● **What is needed**: Transcribe the full listing below exactly.

## start Source material

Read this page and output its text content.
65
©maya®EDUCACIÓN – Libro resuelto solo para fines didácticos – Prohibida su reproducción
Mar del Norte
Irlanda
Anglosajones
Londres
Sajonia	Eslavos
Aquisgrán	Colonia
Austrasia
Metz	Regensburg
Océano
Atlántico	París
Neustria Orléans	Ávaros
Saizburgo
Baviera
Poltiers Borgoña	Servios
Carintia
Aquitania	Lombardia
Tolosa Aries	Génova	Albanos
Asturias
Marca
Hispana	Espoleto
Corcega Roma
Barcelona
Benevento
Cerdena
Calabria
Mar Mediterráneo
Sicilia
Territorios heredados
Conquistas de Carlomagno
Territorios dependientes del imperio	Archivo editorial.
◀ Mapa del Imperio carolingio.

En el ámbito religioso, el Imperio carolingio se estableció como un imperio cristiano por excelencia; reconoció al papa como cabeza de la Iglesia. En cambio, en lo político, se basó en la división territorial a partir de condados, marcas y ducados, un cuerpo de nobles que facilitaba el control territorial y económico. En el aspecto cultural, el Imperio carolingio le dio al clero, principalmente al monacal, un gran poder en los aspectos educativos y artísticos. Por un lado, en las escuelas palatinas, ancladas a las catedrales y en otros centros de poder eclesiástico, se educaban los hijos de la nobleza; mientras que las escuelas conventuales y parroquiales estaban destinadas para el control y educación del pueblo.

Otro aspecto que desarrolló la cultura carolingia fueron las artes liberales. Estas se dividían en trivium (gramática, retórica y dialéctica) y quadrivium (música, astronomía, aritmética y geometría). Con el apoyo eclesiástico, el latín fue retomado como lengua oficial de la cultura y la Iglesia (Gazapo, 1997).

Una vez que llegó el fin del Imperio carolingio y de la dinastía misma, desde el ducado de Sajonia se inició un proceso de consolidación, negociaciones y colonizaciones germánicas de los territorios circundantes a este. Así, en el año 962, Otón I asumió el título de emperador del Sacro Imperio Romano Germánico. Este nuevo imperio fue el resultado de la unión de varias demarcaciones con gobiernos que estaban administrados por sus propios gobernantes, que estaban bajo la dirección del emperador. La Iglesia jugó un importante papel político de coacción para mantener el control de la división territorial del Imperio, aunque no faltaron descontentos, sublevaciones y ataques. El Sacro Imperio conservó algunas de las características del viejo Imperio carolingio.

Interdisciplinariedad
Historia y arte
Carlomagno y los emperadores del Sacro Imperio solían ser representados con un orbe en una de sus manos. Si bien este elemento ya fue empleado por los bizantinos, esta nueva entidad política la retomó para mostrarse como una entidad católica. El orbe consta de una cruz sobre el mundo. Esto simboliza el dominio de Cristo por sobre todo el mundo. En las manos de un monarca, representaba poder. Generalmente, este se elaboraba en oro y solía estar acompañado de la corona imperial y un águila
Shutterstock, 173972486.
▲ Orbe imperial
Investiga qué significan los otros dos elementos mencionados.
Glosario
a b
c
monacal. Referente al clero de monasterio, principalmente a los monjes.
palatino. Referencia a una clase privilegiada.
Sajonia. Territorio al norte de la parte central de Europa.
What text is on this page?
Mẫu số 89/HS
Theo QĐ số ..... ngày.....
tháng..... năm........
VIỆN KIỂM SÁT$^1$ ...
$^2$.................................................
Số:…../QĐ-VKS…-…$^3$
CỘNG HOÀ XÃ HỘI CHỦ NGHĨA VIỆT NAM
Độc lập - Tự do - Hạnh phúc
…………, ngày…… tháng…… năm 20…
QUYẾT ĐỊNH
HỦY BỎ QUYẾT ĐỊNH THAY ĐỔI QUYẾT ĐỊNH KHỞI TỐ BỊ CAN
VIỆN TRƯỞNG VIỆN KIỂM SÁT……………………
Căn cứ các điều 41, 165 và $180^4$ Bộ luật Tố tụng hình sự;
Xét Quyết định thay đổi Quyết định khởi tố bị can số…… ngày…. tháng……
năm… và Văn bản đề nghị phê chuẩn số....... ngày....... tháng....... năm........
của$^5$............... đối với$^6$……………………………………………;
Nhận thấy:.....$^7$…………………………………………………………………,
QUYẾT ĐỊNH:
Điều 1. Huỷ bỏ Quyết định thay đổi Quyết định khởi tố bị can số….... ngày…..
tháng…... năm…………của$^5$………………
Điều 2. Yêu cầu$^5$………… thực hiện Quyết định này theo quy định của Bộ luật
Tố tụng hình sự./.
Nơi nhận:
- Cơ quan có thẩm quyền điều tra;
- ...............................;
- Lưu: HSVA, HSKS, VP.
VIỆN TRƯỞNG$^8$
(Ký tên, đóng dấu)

## end Source material

● **Result of this exercise**:
Read this page and output its text content.
65
©maya®EDUCACIÓN – Libro resuelto solo para fines didácticos – Prohibida su reproducción
Mar del Norte
Irlanda
Anglosajones
Londres
Sajonia	Eslavos
Aquisgrán	Colonia
Austrasia
Metz	Regensburg
Océano
Atlántico	París
Neustria Orléans	Ávaros
Saizburgo
Baviera
Poltiers Borgoña	Servios
Carintia
Aquitania	Lombardia
Tolosa Aries	Génova	Albanos
Asturias
Marca
Hispana	Espoleto
Corcega Roma
Barcelona
Benevento
Cerdena
Calabria
Mar Mediterráneo
Sicilia
Territorios heredados
Conquistas de Carlomagno
Territorios dependientes del imperio	Archivo editorial.
◀ Mapa del Imperio carolingio.

En el ámbito religioso, el Imperio carolingio se estableció como un imperio cristiano por excelencia; reconoció al papa como cabeza de la Iglesia. En cambio, en lo político, se basó en la división territorial a partir de condados, marcas y ducados, un cuerpo de nobles que facilitaba el control territorial y económico. En el aspecto cultural, el Imperio carolingio le dio al clero, principalmente al monacal, un gran poder en los aspectos educativos y artísticos. Por un lado, en las escuelas palatinas, ancladas a las catedrales y en otros centros de poder eclesiástico, se educaban los hijos de la nobleza; mientras que las escuelas conventuales y parroquiales estaban destinadas para el control y educación del pueblo.

Otro aspecto que desarrolló la cultura carolingia fueron las artes liberales. Estas se dividían en trivium (gramática, retórica y dialéctica) y quadrivium (música, astronomía, aritmética y geometría). Con el apoyo eclesiástico, el latín fue retomado como lengua oficial de la cultura y la Iglesia (Gazapo, 1997).

Una vez que llegó el fin del Imperio carolingio y de la dinastía misma, desde el ducado de Sajonia se inició un proceso de consolidación, negociaciones y colonizaciones germánicas de los territorios circundantes a este. Así, en el año 962, Otón I asumió el título de emperador del Sacro Imperio Romano Germánico. Este nuevo imperio fue el resultado de la unión de varias demarcaciones con gobiernos que estaban administrados por sus propios gobernantes, que estaban bajo la dirección del emperador. La Iglesia jugó un importante papel político de coacción para mantener el control de la división territorial del Imperio, aunque no faltaron descontentos, sublevaciones y ataques. El Sacro Imperio conservó algunas de las características del viejo Imperio carolingio.

Interdisciplinariedad
Historia y arte
Carlomagno y los emperadores del Sacro Imperio solían ser representados con un orbe en una de sus manos. Si bien este elemento ya fue empleado por los bizantinos, esta nueva entidad política la retomó para mostrarse como una entidad católica. El orbe consta de una cruz sobre el mundo. Esto simboliza el dominio de Cristo por sobre todo el mundo. En las manos de un monarca, representaba poder. Generalmente, este se elaboraba en oro y solía estar acompañado de la corona imperial y un águila
Shutterstock, 173972486.
▲ Orbe imperial
Investiga qué significan los otros dos elementos mencionados.
Glosario
a b
c
monacal. Referente al clero de monasterio, principalmente a los monjes.
palatino. Referencia a una clase privilegiada.
Sajonia. Territorio al norte de la parte central de Europa.
What text is on this page?
Mẫu số 89/HS
Theo QĐ số ..... ngày.....
tháng..... năm........
VIỆN KIỂM SÁT$^1$ ...
$^2$.................................................
Số:…../QĐ-VKS…-…$^3$
CỘNG HOÀ XÃ HỘI CHỦ NGHĨA VIỆT NAM
Độc lập - Tự do - Hạnh phúc
…………, ngày…… tháng…… năm 20…
QUYẾT ĐỊNH
HỦY BỎ QUYẾT ĐỊNH THAY ĐỔI QUYẾT ĐỊNH KHỞI TỐ BỊ CAN
VIỆN TRƯỞNG VIỆN KIỂM SÁT……………………
Căn cứ các điều 41, 165 và $180^4$ Bộ luật Tố tụng hình sự;
Xét Quyết định thay đổi Quyết định khởi tố bị can số…… ngày…. tháng……
năm… và Văn bản đề nghị phê chuẩn số....... ngày....... tháng....... năm........
của$^5$............... đối với$^6$……………………………………………;
Nhận thấy:.....$^7$…………………………………………………………………,
QUYẾT ĐỊNH:
Điều 1. Huỷ bỏ Quyết định thay đổi Quyết định khởi tố bị can số….... ngày…..
tháng…... năm…………của$^5$………………
Điều 2. Yêu cầu$^5$………… thực hiện Quyết định này theo quy định của Bộ luật
Tố tụng hình sự./.
Nơi nhận:
- Cơ quan có thẩm quyền điều tra;
- ...............................;
- Lưu: HSVA, HSKS, VP.
VIỆN TRƯỞNG$^8$
(Ký tên, đóng dấu)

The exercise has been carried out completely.